* Direction: Where a line holds "this", copy it.

──────── Extracted information

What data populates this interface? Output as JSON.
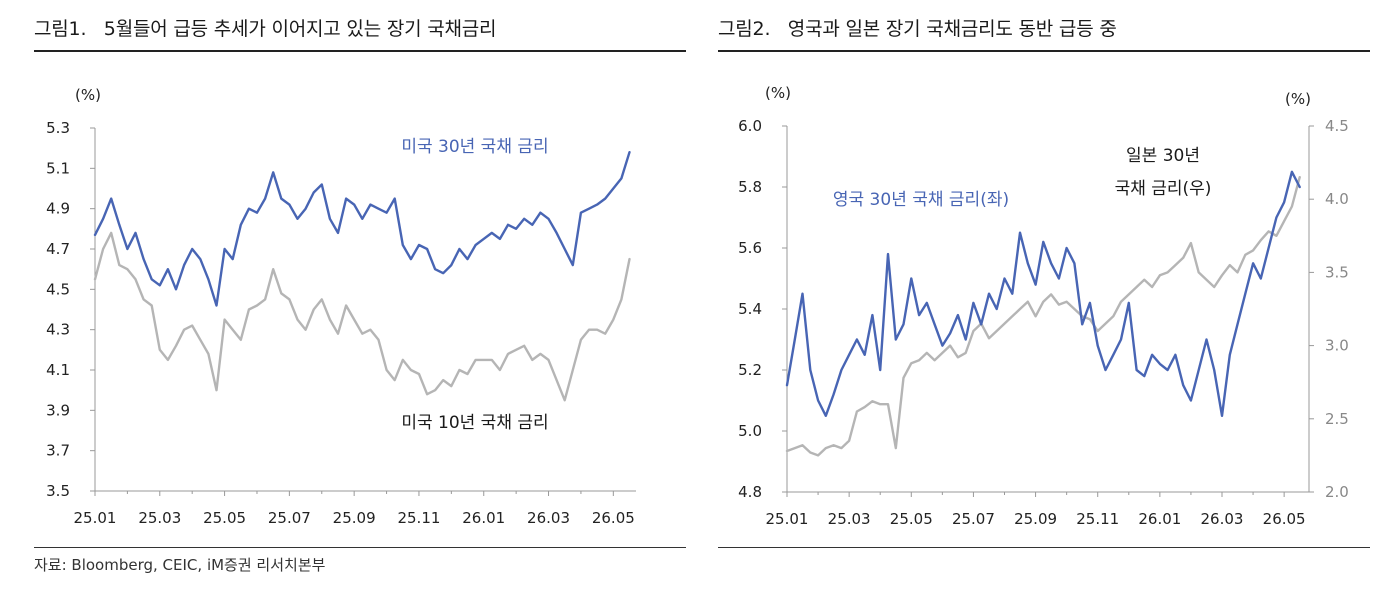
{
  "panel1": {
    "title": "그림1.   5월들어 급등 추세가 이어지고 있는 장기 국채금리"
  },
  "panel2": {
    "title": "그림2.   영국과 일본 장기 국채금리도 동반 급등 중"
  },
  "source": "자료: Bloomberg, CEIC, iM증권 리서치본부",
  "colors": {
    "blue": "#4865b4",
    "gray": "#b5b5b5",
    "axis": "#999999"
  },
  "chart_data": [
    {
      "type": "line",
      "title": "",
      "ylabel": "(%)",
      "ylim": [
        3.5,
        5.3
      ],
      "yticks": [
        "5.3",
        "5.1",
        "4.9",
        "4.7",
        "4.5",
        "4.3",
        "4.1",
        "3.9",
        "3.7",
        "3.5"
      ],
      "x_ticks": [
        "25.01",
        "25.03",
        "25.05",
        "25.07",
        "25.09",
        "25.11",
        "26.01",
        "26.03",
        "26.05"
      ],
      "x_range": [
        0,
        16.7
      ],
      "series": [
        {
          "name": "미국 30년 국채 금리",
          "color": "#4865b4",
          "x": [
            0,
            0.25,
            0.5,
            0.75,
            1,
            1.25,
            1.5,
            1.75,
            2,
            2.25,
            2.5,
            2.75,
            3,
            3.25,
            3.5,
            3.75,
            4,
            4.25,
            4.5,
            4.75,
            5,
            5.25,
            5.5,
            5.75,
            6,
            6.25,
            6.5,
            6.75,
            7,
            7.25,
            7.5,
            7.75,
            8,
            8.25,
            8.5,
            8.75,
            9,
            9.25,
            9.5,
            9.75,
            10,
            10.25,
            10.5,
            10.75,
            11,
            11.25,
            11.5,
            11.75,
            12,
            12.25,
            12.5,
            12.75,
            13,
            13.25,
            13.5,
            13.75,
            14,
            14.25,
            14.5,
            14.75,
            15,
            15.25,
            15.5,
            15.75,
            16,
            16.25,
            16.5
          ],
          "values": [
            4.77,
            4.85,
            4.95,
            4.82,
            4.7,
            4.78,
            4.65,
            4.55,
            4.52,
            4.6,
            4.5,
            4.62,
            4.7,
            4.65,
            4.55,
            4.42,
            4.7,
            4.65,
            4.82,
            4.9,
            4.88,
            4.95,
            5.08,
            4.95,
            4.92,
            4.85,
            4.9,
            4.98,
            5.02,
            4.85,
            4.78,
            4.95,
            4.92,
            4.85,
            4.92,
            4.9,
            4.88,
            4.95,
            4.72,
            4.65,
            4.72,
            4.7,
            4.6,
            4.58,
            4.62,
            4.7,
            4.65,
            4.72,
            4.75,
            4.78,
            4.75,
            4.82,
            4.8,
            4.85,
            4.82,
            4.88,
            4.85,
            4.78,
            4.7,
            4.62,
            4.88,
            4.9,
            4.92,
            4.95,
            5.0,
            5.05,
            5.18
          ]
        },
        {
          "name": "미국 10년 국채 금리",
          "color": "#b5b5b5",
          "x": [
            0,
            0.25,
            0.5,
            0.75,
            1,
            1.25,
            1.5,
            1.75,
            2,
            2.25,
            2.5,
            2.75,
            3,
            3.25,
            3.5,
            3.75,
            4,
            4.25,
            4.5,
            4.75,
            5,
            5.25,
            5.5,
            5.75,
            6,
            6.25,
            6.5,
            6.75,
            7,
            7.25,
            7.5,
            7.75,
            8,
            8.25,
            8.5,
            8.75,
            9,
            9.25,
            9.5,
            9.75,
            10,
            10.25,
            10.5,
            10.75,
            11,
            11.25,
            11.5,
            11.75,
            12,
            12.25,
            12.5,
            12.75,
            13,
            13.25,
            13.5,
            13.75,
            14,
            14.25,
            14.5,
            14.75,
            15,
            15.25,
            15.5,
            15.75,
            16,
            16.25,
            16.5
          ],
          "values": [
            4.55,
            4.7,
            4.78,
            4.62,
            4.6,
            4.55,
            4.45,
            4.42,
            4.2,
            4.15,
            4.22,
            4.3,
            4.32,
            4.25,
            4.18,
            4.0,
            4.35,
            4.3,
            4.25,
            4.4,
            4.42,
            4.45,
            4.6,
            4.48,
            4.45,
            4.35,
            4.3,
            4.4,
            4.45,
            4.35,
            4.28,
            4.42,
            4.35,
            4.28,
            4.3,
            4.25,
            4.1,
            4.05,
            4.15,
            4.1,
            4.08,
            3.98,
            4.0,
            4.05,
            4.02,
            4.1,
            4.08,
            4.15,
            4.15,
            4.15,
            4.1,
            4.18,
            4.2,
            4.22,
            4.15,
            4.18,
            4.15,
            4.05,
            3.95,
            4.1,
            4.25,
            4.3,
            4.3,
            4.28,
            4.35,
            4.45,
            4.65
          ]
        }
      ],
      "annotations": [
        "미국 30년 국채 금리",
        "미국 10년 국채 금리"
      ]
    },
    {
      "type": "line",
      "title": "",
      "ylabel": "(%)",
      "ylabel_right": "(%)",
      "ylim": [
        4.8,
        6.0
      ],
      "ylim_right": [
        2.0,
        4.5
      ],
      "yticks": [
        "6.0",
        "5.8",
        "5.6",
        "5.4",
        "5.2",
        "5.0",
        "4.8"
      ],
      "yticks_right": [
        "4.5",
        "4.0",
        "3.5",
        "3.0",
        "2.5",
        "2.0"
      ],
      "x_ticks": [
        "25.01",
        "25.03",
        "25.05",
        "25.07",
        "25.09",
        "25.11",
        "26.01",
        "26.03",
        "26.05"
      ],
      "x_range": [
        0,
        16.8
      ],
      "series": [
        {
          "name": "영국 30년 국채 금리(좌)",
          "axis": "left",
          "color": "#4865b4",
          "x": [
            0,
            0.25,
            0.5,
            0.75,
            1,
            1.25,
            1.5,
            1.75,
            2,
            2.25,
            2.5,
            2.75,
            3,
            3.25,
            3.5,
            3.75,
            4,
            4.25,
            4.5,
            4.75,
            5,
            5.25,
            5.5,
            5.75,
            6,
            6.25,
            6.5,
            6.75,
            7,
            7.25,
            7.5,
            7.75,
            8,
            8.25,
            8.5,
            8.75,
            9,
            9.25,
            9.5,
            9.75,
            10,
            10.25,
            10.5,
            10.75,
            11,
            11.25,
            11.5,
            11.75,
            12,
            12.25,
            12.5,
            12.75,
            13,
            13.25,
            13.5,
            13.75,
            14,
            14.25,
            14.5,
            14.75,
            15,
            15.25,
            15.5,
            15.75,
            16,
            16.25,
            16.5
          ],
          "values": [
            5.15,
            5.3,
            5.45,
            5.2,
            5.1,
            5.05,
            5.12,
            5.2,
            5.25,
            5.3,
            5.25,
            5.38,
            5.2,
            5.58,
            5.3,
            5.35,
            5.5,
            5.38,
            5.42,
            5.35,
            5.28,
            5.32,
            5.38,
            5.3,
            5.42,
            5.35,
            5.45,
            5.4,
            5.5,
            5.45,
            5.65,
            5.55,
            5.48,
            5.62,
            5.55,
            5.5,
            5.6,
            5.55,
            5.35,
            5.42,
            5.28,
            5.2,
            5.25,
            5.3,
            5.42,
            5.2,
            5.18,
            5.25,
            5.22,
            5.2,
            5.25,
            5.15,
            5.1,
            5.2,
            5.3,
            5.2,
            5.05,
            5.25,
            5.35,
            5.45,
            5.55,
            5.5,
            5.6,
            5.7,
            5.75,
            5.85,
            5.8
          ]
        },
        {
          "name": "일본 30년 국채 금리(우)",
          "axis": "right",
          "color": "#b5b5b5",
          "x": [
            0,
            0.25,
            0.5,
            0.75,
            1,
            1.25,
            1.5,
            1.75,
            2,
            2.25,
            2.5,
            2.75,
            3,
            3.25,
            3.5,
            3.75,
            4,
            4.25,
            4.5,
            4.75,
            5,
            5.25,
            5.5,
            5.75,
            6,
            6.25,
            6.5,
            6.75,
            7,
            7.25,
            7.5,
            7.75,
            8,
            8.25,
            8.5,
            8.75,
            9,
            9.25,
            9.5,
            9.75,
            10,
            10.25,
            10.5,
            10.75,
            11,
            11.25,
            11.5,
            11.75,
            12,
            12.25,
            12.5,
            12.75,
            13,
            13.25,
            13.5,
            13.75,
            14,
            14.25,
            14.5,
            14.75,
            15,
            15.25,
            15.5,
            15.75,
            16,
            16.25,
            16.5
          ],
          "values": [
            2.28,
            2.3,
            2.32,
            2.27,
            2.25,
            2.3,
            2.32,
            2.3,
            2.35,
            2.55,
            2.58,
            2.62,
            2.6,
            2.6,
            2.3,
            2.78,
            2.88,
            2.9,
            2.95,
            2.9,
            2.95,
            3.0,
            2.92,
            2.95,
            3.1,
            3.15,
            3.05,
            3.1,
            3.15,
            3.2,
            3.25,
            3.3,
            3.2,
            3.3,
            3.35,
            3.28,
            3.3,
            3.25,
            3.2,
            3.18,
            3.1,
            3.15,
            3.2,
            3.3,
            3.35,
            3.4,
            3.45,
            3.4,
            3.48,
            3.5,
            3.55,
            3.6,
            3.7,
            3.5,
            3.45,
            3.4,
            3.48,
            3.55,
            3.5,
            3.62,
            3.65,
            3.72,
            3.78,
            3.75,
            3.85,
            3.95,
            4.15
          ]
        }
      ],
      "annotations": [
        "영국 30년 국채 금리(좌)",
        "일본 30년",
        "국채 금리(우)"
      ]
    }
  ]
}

────────────────
──────── Extracted information

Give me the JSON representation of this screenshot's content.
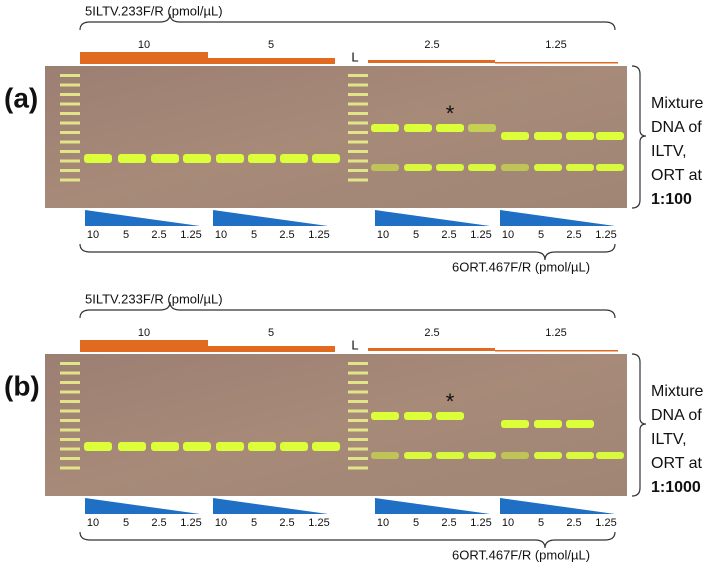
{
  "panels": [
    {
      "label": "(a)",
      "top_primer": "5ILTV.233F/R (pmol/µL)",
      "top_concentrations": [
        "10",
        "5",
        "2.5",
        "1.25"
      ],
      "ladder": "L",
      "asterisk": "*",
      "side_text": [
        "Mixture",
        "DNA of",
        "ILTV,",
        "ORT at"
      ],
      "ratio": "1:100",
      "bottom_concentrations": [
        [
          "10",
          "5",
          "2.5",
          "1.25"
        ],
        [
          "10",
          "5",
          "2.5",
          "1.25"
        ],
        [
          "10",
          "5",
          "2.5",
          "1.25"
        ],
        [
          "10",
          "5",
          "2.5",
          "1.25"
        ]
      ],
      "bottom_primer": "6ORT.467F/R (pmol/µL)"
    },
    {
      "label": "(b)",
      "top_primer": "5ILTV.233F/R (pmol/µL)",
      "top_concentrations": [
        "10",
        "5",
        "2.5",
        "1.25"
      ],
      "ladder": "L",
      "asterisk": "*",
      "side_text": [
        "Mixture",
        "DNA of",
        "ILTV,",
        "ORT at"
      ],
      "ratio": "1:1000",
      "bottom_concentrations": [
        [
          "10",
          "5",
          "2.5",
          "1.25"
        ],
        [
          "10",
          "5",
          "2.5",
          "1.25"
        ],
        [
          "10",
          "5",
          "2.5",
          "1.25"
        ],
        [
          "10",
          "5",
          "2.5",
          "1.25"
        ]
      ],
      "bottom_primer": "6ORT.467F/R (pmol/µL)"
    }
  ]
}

────────────────

* Result of the task:
What data populates this interface? Output as JSON.
Give me the JSON representation of this screenshot's content.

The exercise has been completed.